- **WORK TO DO**:
Of the lines in this listing, how many contain the word "voltage"? Give the number and nothing else.

- **INPUT RECORDS**:

+-------+

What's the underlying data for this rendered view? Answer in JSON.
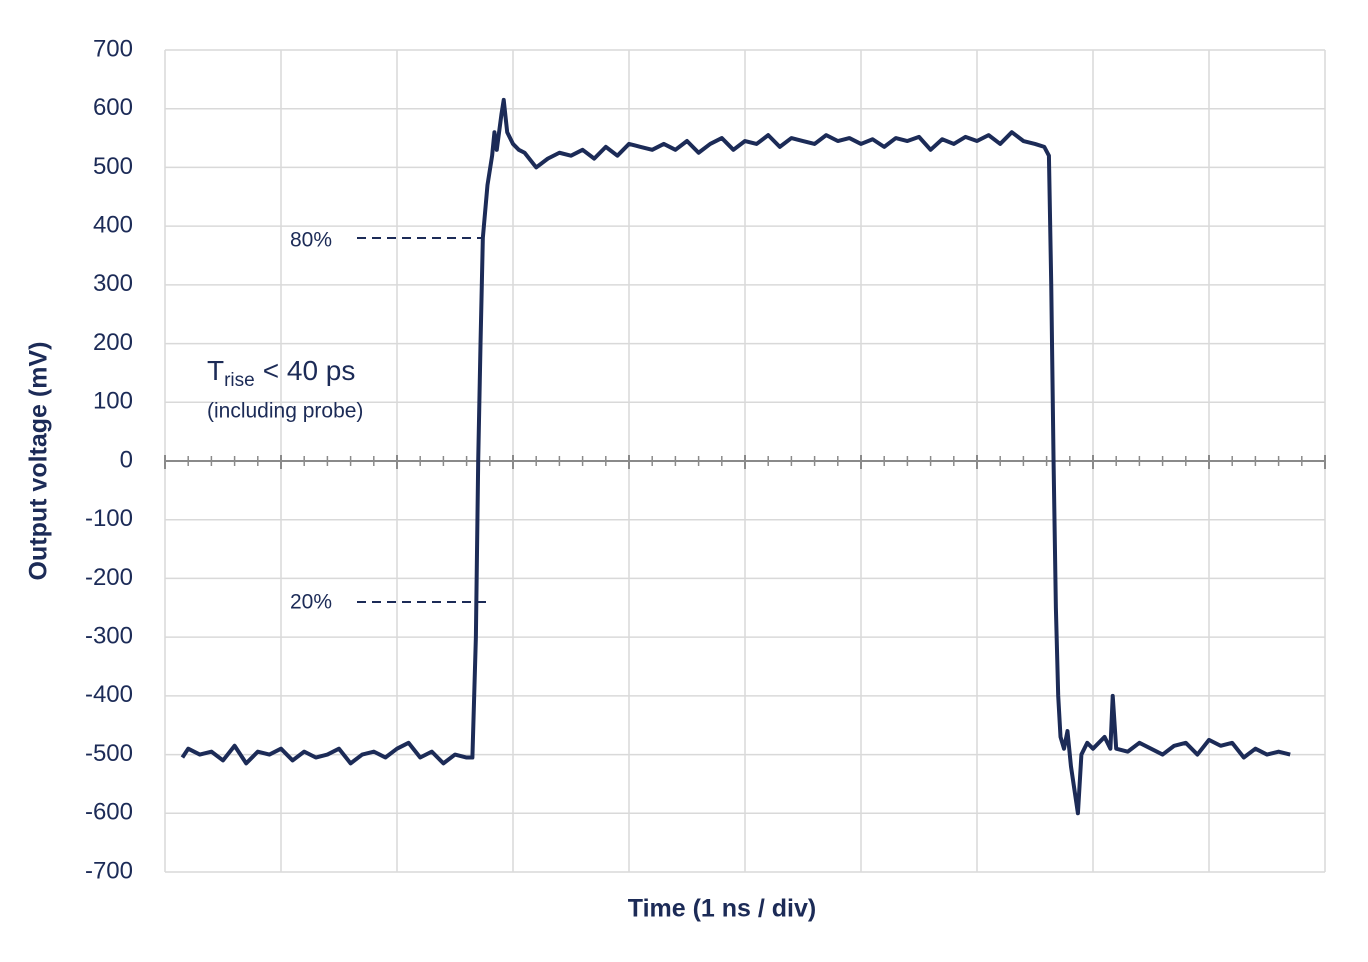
{
  "chart_data": {
    "type": "line",
    "x_title": "Time (1 ns / div)",
    "y_title": "Output voltage (mV)",
    "annotations": {
      "level_high": "80%",
      "level_low": "20%",
      "rise_symbol": "T",
      "rise_subscript": "rise",
      "rise_text": "< 40 ps",
      "rise_note": "(including probe)"
    },
    "x": [
      0.15,
      0.2,
      0.3,
      0.4,
      0.5,
      0.6,
      0.7,
      0.8,
      0.9,
      1.0,
      1.1,
      1.2,
      1.3,
      1.4,
      1.5,
      1.6,
      1.7,
      1.8,
      1.9,
      2.0,
      2.1,
      2.2,
      2.3,
      2.4,
      2.5,
      2.6,
      2.65,
      2.68,
      2.7,
      2.72,
      2.74,
      2.78,
      2.82,
      2.84,
      2.86,
      2.9,
      2.92,
      2.95,
      3.0,
      3.05,
      3.1,
      3.2,
      3.3,
      3.4,
      3.5,
      3.6,
      3.7,
      3.8,
      3.9,
      4.0,
      4.1,
      4.2,
      4.3,
      4.4,
      4.5,
      4.6,
      4.7,
      4.8,
      4.9,
      5.0,
      5.1,
      5.2,
      5.3,
      5.4,
      5.5,
      5.6,
      5.7,
      5.8,
      5.9,
      6.0,
      6.1,
      6.2,
      6.3,
      6.4,
      6.5,
      6.6,
      6.7,
      6.8,
      6.9,
      7.0,
      7.1,
      7.2,
      7.3,
      7.4,
      7.5,
      7.58,
      7.62,
      7.64,
      7.66,
      7.68,
      7.7,
      7.72,
      7.75,
      7.78,
      7.81,
      7.84,
      7.87,
      7.9,
      7.95,
      8.0,
      8.05,
      8.1,
      8.15,
      8.17,
      8.2,
      8.3,
      8.4,
      8.5,
      8.6,
      8.7,
      8.8,
      8.9,
      9.0,
      9.1,
      9.2,
      9.3,
      9.4,
      9.5,
      9.6,
      9.7
    ],
    "series": [
      {
        "name": "Output voltage",
        "color": "#1c2b57",
        "values": [
          -505,
          -490,
          -500,
          -495,
          -510,
          -485,
          -515,
          -495,
          -500,
          -490,
          -510,
          -495,
          -505,
          -500,
          -490,
          -515,
          -500,
          -495,
          -505,
          -490,
          -480,
          -505,
          -495,
          -515,
          -500,
          -505,
          -505,
          -300,
          0,
          200,
          380,
          470,
          520,
          560,
          530,
          590,
          615,
          560,
          540,
          530,
          525,
          500,
          515,
          525,
          520,
          530,
          515,
          535,
          520,
          540,
          535,
          530,
          540,
          530,
          545,
          525,
          540,
          550,
          530,
          545,
          540,
          555,
          535,
          550,
          545,
          540,
          555,
          545,
          550,
          540,
          548,
          535,
          550,
          545,
          552,
          530,
          548,
          540,
          552,
          545,
          555,
          540,
          560,
          545,
          540,
          535,
          520,
          300,
          0,
          -250,
          -400,
          -470,
          -490,
          -460,
          -520,
          -560,
          -600,
          -500,
          -480,
          -490,
          -480,
          -470,
          -490,
          -400,
          -490,
          -495,
          -480,
          -490,
          -500,
          -485,
          -480,
          -500,
          -475,
          -485,
          -480,
          -505,
          -490,
          -500,
          -495,
          -500
        ]
      }
    ],
    "xlim": [
      0,
      10
    ],
    "xticks": [
      0,
      1,
      2,
      3,
      4,
      5,
      6,
      7,
      8,
      9,
      10
    ],
    "ylim": [
      -700,
      700
    ],
    "yticks": [
      -700,
      -600,
      -500,
      -400,
      -300,
      -200,
      -100,
      0,
      100,
      200,
      300,
      400,
      500,
      600,
      700
    ],
    "grid": true
  }
}
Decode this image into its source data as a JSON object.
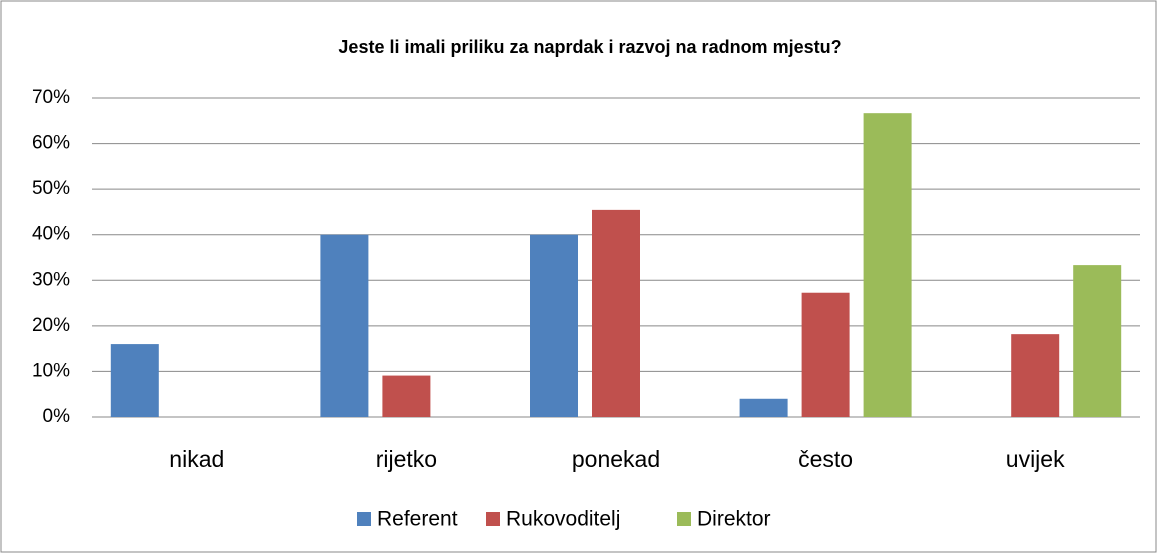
{
  "chart_data": {
    "type": "bar",
    "title": "Jeste li imali priliku za naprdak i razvoj na radnom mjestu?",
    "categories": [
      "nikad",
      "rijetko",
      "ponekad",
      "često",
      "uvijek"
    ],
    "series": [
      {
        "name": "Referent",
        "color": "#4f81bd",
        "values": [
          16,
          40,
          40,
          4,
          0
        ]
      },
      {
        "name": "Rukovoditelj",
        "color": "#c0504d",
        "values": [
          0,
          9.09,
          45.45,
          27.27,
          18.18
        ]
      },
      {
        "name": "Direktor",
        "color": "#9bbb59",
        "values": [
          0,
          0,
          0,
          66.67,
          33.33
        ]
      }
    ],
    "ylim": [
      0,
      70
    ],
    "yticks": [
      {
        "value": 0,
        "label": "0%"
      },
      {
        "value": 10,
        "label": "10%"
      },
      {
        "value": 20,
        "label": "20%"
      },
      {
        "value": 30,
        "label": "30%"
      },
      {
        "value": 40,
        "label": "40%"
      },
      {
        "value": 50,
        "label": "50%"
      },
      {
        "value": 60,
        "label": "60%"
      },
      {
        "value": 70,
        "label": "70%"
      }
    ],
    "grid": true,
    "legend": "bottom"
  }
}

+-------+

- **OUTPUT OF THE TASK**:
2